From the entries below, count the lines with "color". Write only the count.
==*==
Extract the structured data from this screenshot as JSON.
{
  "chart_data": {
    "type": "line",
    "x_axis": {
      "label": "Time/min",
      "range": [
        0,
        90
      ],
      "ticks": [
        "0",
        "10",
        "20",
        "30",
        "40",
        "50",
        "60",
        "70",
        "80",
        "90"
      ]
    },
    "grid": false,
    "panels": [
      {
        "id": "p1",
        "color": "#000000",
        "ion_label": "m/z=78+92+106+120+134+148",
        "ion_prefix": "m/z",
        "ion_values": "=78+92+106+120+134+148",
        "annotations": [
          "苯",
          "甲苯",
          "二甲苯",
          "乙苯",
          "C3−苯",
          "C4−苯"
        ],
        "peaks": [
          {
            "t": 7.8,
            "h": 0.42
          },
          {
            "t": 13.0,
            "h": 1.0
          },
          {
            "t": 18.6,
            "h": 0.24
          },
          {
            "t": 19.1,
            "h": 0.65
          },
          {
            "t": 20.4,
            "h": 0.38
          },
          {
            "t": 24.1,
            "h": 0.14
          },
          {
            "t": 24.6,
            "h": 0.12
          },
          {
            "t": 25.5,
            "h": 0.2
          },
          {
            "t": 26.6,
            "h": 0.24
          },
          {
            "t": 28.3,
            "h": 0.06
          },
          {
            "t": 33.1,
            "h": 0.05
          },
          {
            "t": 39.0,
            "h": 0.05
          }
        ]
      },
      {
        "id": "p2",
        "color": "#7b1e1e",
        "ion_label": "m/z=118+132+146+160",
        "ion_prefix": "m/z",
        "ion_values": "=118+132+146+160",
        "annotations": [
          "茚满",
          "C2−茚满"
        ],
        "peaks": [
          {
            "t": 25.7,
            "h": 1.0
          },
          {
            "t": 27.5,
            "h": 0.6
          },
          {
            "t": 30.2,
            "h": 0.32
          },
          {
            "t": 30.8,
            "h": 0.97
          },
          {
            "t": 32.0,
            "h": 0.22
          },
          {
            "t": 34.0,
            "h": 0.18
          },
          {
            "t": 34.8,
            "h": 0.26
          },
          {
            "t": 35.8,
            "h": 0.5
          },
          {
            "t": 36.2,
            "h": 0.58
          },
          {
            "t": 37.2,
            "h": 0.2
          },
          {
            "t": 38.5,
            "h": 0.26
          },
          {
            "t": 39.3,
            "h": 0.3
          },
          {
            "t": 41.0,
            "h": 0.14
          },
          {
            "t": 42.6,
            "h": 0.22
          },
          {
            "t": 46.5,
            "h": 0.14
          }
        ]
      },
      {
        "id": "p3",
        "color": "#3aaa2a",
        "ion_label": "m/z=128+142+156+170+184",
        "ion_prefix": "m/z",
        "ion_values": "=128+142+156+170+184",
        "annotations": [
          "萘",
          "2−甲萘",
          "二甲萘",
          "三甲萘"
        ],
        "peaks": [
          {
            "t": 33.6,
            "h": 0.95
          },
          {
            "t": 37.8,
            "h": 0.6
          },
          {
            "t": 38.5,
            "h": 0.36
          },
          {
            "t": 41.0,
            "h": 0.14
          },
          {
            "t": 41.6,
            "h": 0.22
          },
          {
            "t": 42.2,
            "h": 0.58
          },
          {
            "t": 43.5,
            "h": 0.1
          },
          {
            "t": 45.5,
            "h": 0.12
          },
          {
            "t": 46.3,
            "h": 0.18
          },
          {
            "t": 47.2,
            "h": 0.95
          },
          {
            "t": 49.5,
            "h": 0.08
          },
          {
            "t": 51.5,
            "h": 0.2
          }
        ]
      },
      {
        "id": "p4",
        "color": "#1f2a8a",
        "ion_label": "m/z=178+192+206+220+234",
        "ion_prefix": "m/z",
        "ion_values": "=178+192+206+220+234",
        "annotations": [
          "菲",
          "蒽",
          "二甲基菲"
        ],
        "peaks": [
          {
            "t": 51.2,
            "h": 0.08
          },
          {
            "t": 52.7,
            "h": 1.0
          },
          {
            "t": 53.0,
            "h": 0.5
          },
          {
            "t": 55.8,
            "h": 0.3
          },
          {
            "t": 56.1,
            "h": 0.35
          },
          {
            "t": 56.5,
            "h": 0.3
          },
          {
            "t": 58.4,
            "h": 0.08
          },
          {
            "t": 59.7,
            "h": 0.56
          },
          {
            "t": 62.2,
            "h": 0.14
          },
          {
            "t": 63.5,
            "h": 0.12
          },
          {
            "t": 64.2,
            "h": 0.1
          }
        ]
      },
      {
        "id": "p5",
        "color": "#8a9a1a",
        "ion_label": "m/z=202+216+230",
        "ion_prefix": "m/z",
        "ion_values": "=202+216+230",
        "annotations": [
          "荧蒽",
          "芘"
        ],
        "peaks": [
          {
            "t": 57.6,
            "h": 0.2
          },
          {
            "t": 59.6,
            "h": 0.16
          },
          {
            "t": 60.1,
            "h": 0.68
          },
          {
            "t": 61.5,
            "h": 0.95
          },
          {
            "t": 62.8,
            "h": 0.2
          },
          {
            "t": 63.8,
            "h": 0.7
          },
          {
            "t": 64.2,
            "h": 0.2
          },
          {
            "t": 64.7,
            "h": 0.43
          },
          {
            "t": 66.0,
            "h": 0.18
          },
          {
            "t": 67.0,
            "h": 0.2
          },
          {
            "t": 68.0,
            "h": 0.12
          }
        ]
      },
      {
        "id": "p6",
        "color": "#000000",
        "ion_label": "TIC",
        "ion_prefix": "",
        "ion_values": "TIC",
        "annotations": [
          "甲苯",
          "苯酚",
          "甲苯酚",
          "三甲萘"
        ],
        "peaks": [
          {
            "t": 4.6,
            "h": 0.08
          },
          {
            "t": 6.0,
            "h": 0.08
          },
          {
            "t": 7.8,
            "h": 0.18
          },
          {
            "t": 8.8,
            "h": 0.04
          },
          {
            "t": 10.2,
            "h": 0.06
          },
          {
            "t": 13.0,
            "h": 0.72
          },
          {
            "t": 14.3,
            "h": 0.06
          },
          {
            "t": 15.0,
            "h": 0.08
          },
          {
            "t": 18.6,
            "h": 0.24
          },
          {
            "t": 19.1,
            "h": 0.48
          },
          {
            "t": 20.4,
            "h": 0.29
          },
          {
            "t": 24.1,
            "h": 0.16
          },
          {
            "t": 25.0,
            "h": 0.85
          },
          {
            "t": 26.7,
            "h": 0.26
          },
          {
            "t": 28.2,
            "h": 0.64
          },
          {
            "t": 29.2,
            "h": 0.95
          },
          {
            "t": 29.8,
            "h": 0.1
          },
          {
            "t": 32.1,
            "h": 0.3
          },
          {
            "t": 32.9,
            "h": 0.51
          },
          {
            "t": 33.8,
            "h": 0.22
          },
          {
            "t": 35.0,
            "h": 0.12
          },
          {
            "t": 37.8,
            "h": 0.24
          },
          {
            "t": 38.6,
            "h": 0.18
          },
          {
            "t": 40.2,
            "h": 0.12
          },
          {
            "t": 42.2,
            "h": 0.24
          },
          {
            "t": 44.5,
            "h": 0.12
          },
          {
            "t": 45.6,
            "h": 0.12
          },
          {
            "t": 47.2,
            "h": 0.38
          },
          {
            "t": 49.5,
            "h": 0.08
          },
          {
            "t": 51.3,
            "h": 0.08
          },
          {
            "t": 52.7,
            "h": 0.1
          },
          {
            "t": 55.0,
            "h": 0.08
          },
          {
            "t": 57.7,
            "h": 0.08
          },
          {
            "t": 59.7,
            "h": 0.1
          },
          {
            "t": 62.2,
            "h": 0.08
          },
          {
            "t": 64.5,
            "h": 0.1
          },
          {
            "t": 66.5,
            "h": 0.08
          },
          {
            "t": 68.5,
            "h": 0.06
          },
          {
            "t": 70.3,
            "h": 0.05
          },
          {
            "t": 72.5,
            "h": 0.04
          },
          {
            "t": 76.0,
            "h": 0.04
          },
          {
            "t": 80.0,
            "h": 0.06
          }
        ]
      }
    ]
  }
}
==*==
* Complete response: 6